[Start of Data provided]
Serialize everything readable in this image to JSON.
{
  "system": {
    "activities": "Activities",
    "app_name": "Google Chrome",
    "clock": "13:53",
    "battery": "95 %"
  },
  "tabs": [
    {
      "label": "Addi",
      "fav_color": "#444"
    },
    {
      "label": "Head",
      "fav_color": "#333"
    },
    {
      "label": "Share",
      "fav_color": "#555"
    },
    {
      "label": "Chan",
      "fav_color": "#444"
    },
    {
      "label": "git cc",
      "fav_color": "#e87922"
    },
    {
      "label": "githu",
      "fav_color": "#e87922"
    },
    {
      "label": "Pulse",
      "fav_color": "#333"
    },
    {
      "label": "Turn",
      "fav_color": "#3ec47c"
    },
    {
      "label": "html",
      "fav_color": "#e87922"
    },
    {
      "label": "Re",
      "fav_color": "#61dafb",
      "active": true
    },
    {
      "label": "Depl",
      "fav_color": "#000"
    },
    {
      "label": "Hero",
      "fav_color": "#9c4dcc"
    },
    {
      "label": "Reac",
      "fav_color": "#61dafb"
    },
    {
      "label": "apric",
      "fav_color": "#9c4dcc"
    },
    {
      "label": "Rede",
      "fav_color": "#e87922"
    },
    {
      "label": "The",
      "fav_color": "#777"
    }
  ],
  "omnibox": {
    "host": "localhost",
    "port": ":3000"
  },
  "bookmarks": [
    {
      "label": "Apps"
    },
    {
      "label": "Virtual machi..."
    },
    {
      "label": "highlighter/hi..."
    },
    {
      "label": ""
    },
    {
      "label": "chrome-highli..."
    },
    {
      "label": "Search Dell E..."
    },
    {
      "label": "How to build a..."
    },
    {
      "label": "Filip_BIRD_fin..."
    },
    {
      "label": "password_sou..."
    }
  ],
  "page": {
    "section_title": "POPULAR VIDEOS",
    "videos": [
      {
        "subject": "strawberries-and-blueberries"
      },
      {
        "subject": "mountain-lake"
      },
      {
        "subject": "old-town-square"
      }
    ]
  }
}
[End of Data provided]
Exercise objective: Copy all of the material word for word.

Answer to this exercise:
Serialize everything readable in this image to JSON.
{
  "system": {
    "activities": "Activities",
    "app_name": "Google Chrome",
    "clock": "13:53",
    "battery": "95 %"
  },
  "tabs": [
    {
      "label": "Addi",
      "fav_color": "#444"
    },
    {
      "label": "Head",
      "fav_color": "#333"
    },
    {
      "label": "Share",
      "fav_color": "#555"
    },
    {
      "label": "Chan",
      "fav_color": "#444"
    },
    {
      "label": "git cc",
      "fav_color": "#e87922"
    },
    {
      "label": "githu",
      "fav_color": "#e87922"
    },
    {
      "label": "Pulse",
      "fav_color": "#333"
    },
    {
      "label": "Turn",
      "fav_color": "#3ec47c"
    },
    {
      "label": "html",
      "fav_color": "#e87922"
    },
    {
      "label": "Re",
      "fav_color": "#61dafb",
      "active": true
    },
    {
      "label": "Depl",
      "fav_color": "#000"
    },
    {
      "label": "Hero",
      "fav_color": "#9c4dcc"
    },
    {
      "label": "Reac",
      "fav_color": "#61dafb"
    },
    {
      "label": "apric",
      "fav_color": "#9c4dcc"
    },
    {
      "label": "Rede",
      "fav_color": "#e87922"
    },
    {
      "label": "The",
      "fav_color": "#777"
    }
  ],
  "omnibox": {
    "host": "localhost",
    "port": ":3000"
  },
  "bookmarks": [
    {
      "label": "Apps"
    },
    {
      "label": "Virtual machi..."
    },
    {
      "label": "highlighter/hi..."
    },
    {
      "label": ""
    },
    {
      "label": "chrome-highli..."
    },
    {
      "label": "Search Dell E..."
    },
    {
      "label": "How to build a..."
    },
    {
      "label": "Filip_BIRD_fin..."
    },
    {
      "label": "password_sou..."
    }
  ],
  "page": {
    "section_title": "POPULAR VIDEOS",
    "videos": [
      {
        "subject": "strawberries-and-blueberries"
      },
      {
        "subject": "mountain-lake"
      },
      {
        "subject": "old-town-square"
      }
    ]
  }
}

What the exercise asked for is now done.